• _DATA SUPPLIED_:
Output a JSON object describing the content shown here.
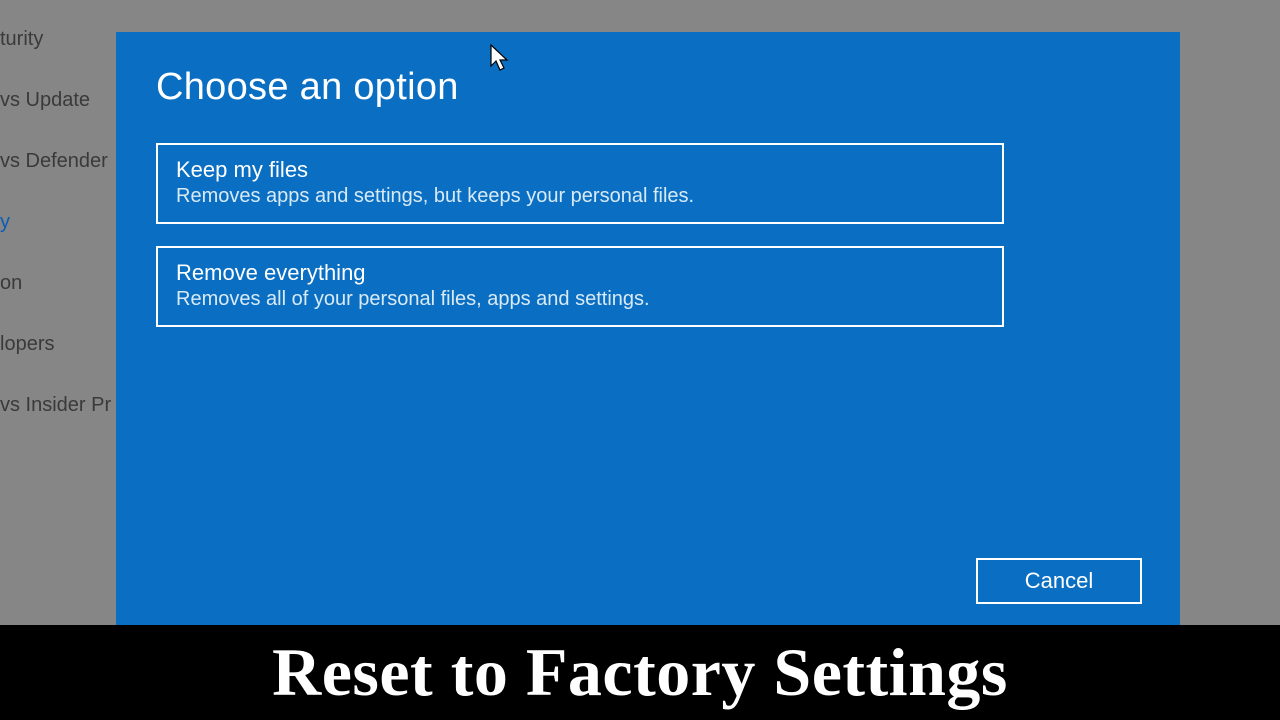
{
  "sidebar": {
    "items": [
      {
        "label": "turity"
      },
      {
        "label": "vs Update"
      },
      {
        "label": "vs Defender"
      },
      {
        "label": "y"
      },
      {
        "label": "on"
      },
      {
        "label": "lopers"
      },
      {
        "label": "vs Insider Pr"
      }
    ],
    "active_index": 3
  },
  "dialog": {
    "title": "Choose an option",
    "options": [
      {
        "title": "Keep my files",
        "desc": "Removes apps and settings, but keeps your personal files."
      },
      {
        "title": "Remove everything",
        "desc": "Removes all of your personal files, apps and settings."
      }
    ],
    "cancel_label": "Cancel"
  },
  "caption": "Reset to Factory Settings"
}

• _WHAT THE TASK ASKS_:
Quote every record above exactly, leaving out any pictures.

• _EXERCISE RESPONSE_:
Output a JSON object describing the content shown here.
{
  "sidebar": {
    "items": [
      {
        "label": "turity"
      },
      {
        "label": "vs Update"
      },
      {
        "label": "vs Defender"
      },
      {
        "label": "y"
      },
      {
        "label": "on"
      },
      {
        "label": "lopers"
      },
      {
        "label": "vs Insider Pr"
      }
    ],
    "active_index": 3
  },
  "dialog": {
    "title": "Choose an option",
    "options": [
      {
        "title": "Keep my files",
        "desc": "Removes apps and settings, but keeps your personal files."
      },
      {
        "title": "Remove everything",
        "desc": "Removes all of your personal files, apps and settings."
      }
    ],
    "cancel_label": "Cancel"
  },
  "caption": "Reset to Factory Settings"
}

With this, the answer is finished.